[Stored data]
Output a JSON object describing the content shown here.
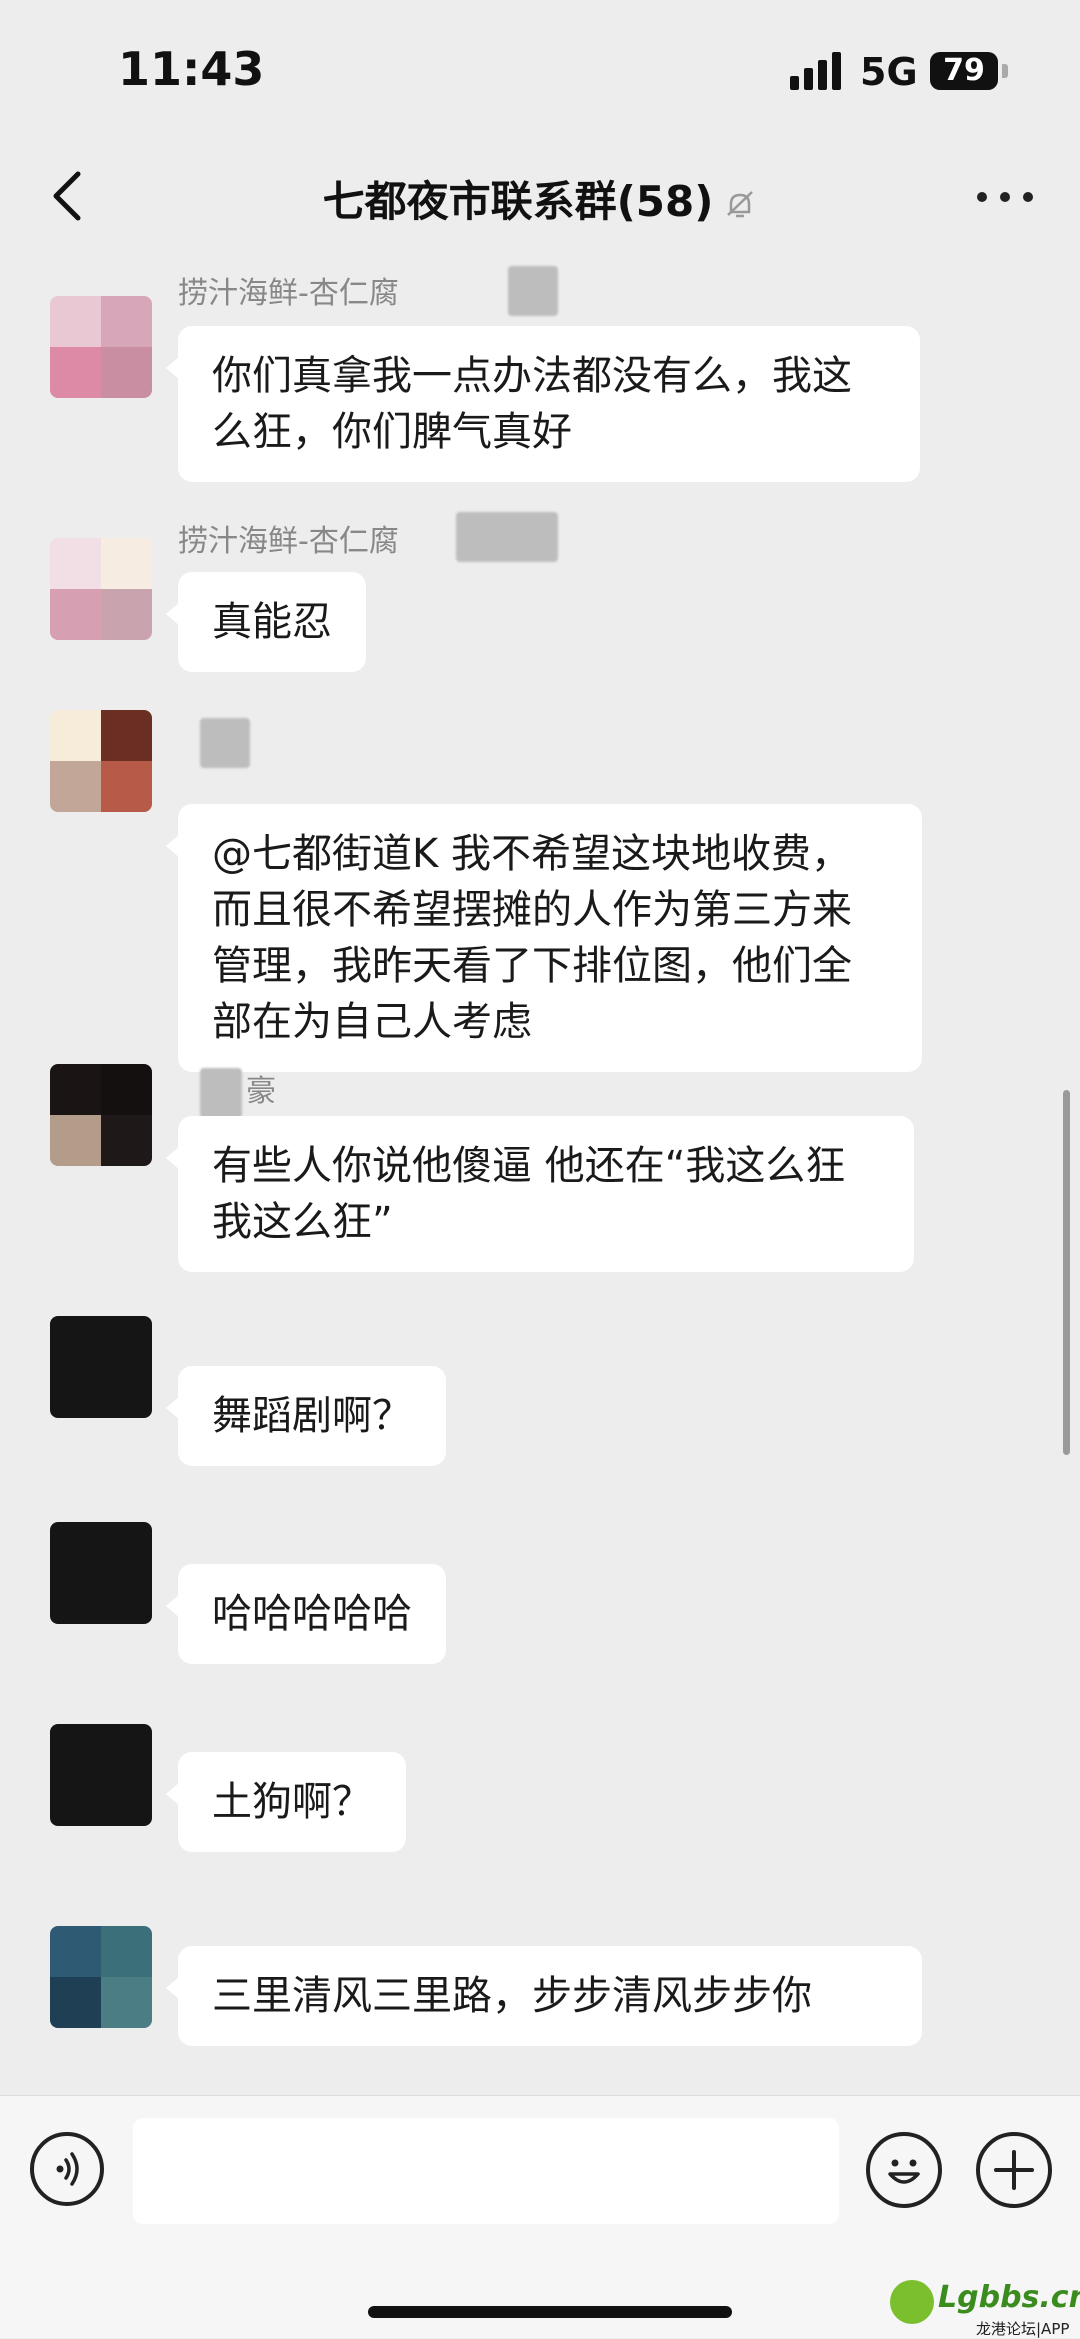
{
  "status_bar": {
    "time": "11:43",
    "network": "5G",
    "battery": "79"
  },
  "nav": {
    "title": "七都夜市联系群(58)",
    "back_icon": "chevron-left-icon",
    "more_icon": "more-icon",
    "mute_icon": "bell-muted-icon"
  },
  "messages": [
    {
      "sender": "捞汁海鲜-杏仁腐",
      "text": "你们真拿我一点办法都没有么，我这么狂，你们脾气真好"
    },
    {
      "sender": "捞汁海鲜-杏仁腐",
      "text": "真能忍"
    },
    {
      "sender": "",
      "text": "@七都街道K 我不希望这块地收费，而且很不希望摆摊的人作为第三方来管理，我昨天看了下排位图，他们全部在为自己人考虑"
    },
    {
      "sender": "豪",
      "text": "有些人你说他傻逼 他还在“我这么狂 我这么狂”"
    },
    {
      "sender": "",
      "text": "舞蹈剧啊？"
    },
    {
      "sender": "",
      "text": "哈哈哈哈哈"
    },
    {
      "sender": "",
      "text": "土狗啊？"
    },
    {
      "sender": "",
      "text": "三里清风三里路，步步清风步步你"
    }
  ],
  "input_bar": {
    "placeholder": "",
    "voice_icon": "voice-icon",
    "emoji_icon": "emoji-icon",
    "plus_icon": "plus-icon"
  },
  "watermark": {
    "brand": "Lgbbs.cn",
    "subtitle": "龙港论坛|APP"
  },
  "colors": {
    "background": "#ededed",
    "bubble": "#ffffff",
    "watermark_green": "#3a8c1e"
  }
}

▶ [WRITTEN EXERCISE]: Keep the pictures out of your copy, and repeat every entry above exactly.

▶ [ANSWER TO THE PROBLEM]:
Output a JSON object describing the content shown here.
{
  "status_bar": {
    "time": "11:43",
    "network": "5G",
    "battery": "79"
  },
  "nav": {
    "title": "七都夜市联系群(58)",
    "back_icon": "chevron-left-icon",
    "more_icon": "more-icon",
    "mute_icon": "bell-muted-icon"
  },
  "messages": [
    {
      "sender": "捞汁海鲜-杏仁腐",
      "text": "你们真拿我一点办法都没有么，我这么狂，你们脾气真好"
    },
    {
      "sender": "捞汁海鲜-杏仁腐",
      "text": "真能忍"
    },
    {
      "sender": "",
      "text": "@七都街道K 我不希望这块地收费，而且很不希望摆摊的人作为第三方来管理，我昨天看了下排位图，他们全部在为自己人考虑"
    },
    {
      "sender": "豪",
      "text": "有些人你说他傻逼 他还在“我这么狂 我这么狂”"
    },
    {
      "sender": "",
      "text": "舞蹈剧啊？"
    },
    {
      "sender": "",
      "text": "哈哈哈哈哈"
    },
    {
      "sender": "",
      "text": "土狗啊？"
    },
    {
      "sender": "",
      "text": "三里清风三里路，步步清风步步你"
    }
  ],
  "input_bar": {
    "placeholder": "",
    "voice_icon": "voice-icon",
    "emoji_icon": "emoji-icon",
    "plus_icon": "plus-icon"
  },
  "watermark": {
    "brand": "Lgbbs.cn",
    "subtitle": "龙港论坛|APP"
  },
  "colors": {
    "background": "#ededed",
    "bubble": "#ffffff",
    "watermark_green": "#3a8c1e"
  }
}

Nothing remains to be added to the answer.